--- ENTRIES ---

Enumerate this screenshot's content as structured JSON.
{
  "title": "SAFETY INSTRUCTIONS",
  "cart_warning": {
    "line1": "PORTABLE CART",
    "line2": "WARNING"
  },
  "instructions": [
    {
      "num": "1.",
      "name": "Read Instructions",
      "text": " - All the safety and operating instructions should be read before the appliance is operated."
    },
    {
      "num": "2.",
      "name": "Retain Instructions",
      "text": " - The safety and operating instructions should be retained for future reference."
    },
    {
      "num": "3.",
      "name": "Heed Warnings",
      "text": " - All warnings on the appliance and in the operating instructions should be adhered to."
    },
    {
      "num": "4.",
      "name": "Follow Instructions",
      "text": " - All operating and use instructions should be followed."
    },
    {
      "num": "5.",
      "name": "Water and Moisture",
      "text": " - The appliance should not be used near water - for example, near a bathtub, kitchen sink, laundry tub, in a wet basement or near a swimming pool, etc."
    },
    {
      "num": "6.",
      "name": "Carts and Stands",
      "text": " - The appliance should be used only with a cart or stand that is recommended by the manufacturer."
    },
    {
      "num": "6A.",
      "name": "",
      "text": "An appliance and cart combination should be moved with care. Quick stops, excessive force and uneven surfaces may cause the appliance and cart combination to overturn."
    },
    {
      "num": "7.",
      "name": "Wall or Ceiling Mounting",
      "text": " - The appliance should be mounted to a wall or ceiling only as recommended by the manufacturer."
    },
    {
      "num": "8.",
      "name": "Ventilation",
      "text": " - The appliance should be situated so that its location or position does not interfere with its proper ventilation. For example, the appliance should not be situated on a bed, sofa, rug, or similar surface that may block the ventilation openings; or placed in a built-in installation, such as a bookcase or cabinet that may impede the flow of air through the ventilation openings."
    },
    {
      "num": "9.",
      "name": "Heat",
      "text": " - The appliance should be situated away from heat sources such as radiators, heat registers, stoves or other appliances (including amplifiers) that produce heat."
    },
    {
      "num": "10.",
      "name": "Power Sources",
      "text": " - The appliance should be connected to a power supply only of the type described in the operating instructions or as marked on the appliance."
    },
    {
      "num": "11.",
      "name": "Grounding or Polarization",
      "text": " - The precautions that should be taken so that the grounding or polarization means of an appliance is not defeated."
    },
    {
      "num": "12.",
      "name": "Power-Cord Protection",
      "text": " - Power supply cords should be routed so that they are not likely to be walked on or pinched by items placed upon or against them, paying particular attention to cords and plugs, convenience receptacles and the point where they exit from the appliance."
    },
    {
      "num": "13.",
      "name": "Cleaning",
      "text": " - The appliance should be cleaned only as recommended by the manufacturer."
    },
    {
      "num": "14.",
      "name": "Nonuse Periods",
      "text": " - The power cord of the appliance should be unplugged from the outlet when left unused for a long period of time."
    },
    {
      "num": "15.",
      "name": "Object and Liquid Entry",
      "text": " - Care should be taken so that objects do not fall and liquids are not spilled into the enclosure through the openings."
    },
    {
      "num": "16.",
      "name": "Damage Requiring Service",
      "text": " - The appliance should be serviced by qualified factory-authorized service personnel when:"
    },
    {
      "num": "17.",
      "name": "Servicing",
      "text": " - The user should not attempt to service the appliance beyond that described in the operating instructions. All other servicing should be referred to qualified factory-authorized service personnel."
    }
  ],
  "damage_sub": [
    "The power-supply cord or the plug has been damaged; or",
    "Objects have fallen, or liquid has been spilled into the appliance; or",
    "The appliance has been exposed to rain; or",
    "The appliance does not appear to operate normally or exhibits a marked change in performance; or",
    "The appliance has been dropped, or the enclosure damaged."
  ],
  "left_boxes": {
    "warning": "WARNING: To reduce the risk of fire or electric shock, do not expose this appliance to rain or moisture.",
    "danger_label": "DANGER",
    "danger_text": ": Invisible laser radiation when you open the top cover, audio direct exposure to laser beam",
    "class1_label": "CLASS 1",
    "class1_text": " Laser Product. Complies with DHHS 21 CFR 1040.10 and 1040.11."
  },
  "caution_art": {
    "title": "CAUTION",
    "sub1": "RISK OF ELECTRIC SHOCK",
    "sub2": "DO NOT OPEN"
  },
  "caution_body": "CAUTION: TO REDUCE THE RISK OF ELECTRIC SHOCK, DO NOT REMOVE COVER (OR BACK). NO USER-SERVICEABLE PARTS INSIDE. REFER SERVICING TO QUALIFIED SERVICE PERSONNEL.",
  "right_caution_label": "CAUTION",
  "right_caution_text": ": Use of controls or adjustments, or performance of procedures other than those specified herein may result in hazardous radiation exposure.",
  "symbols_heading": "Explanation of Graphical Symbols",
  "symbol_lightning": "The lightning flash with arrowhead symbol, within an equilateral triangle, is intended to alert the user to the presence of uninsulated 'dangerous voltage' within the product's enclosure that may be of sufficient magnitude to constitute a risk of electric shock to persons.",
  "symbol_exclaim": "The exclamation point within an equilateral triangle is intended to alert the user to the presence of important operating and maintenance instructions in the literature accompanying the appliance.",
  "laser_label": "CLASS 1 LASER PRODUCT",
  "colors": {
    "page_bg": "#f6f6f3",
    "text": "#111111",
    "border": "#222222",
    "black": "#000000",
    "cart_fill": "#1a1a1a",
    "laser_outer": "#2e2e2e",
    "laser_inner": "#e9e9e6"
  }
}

---
--- ENTRIES ---

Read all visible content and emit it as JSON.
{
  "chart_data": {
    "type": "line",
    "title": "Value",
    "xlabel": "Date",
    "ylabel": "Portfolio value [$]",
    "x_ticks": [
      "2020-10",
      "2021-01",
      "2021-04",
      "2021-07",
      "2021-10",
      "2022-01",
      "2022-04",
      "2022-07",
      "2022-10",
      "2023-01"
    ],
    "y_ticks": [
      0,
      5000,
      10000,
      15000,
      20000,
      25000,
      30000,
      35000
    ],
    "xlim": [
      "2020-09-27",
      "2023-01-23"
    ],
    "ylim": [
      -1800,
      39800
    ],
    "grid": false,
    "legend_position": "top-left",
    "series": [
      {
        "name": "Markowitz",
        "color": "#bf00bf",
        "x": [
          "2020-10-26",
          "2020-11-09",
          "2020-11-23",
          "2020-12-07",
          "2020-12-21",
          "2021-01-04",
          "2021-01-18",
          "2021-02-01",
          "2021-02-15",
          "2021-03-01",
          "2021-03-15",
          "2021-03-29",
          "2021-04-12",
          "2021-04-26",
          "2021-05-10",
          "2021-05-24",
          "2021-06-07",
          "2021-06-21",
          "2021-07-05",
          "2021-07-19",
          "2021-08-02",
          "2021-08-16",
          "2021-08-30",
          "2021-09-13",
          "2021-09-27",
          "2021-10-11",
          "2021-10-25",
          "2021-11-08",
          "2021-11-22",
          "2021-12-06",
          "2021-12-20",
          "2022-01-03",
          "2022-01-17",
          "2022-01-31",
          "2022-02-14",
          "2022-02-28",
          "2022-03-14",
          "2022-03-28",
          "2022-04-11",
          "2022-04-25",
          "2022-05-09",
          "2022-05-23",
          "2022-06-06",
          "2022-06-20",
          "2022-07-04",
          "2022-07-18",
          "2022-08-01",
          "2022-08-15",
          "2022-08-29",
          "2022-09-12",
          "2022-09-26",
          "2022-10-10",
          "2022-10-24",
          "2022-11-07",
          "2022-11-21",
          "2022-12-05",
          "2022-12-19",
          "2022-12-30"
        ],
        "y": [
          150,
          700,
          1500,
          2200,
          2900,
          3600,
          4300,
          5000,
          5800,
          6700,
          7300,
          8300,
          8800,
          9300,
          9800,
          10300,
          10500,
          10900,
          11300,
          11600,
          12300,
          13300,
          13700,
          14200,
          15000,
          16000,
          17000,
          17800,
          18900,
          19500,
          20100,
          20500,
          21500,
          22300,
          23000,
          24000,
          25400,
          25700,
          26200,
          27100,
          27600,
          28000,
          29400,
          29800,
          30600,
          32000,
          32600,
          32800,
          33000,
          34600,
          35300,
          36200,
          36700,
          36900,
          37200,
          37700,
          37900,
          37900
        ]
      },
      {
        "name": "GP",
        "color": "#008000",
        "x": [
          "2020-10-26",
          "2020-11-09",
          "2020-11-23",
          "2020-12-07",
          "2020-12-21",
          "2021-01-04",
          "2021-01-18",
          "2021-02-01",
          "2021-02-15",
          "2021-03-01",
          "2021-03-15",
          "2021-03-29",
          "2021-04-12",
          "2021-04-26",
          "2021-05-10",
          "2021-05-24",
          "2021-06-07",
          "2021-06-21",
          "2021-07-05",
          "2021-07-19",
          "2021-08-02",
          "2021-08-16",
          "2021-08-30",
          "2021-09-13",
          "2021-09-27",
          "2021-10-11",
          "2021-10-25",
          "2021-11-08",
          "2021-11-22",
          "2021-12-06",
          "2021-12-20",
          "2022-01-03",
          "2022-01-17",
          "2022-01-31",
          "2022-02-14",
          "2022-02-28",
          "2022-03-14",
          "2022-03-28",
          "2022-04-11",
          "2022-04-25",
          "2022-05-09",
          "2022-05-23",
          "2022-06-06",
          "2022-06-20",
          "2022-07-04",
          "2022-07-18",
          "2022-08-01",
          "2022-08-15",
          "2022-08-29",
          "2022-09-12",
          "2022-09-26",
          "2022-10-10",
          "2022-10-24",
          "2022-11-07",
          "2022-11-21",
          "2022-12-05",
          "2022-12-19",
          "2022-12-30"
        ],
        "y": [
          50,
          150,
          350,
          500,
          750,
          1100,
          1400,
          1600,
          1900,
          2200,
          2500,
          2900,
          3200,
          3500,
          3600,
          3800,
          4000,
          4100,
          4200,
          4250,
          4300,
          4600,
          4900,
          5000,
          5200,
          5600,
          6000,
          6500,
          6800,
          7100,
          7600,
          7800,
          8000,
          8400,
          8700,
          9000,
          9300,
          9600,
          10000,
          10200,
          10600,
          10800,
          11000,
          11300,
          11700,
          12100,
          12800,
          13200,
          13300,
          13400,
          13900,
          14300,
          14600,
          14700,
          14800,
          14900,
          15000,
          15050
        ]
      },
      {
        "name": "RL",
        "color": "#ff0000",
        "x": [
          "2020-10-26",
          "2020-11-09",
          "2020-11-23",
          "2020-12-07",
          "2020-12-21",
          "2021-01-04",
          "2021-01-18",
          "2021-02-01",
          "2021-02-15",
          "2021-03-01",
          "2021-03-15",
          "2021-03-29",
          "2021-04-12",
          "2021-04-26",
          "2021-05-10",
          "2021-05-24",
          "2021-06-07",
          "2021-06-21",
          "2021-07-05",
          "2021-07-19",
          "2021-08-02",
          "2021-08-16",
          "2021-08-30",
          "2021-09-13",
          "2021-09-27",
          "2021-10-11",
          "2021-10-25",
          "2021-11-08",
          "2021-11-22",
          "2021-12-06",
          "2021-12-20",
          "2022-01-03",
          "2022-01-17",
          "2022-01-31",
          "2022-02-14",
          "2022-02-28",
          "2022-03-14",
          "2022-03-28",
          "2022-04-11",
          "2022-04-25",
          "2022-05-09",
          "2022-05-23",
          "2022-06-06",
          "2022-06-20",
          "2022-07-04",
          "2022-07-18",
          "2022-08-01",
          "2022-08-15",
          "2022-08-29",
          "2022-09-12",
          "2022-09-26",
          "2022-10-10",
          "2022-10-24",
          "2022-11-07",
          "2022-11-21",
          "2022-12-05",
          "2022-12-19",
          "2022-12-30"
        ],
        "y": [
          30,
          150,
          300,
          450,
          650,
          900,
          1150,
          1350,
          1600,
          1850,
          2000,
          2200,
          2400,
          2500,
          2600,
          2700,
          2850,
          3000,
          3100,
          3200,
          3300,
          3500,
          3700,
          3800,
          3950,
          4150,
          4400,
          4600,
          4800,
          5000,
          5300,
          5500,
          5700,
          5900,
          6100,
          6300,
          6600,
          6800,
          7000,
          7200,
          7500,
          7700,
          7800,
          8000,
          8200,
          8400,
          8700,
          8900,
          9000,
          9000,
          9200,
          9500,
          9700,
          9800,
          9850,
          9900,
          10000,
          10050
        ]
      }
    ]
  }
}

---
--- ENTRIES ---

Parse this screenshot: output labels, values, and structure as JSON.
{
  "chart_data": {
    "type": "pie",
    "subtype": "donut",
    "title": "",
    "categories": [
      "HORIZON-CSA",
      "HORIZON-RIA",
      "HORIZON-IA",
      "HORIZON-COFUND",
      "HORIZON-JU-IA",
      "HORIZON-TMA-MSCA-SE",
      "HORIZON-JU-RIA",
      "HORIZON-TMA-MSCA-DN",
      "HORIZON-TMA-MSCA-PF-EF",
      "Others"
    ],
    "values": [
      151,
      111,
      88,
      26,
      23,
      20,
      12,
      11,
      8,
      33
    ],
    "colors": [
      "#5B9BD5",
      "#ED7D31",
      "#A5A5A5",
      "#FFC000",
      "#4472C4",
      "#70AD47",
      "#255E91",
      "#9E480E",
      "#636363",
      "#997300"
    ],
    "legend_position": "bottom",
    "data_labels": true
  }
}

---

:: WORK INSTRUCTIONS ::
Copy out each line in the listing that has the word "enclosure".

:: CORRECT RESPONSE ::
      "text": " - Care should be taken so that objects do not fall and liquids are not spilled into the enclosure through the openings."
    "The appliance has been dropped, or the enclosure damaged."
  "symbol_lightning": "The lightning flash with arrowhead symbol, within an equilateral triangle, is intended to alert the user to the presence of uninsulated 'dangerous voltage' within the product's enclosure that may be of sufficient magnitude to constitute a risk of electric shock to persons.",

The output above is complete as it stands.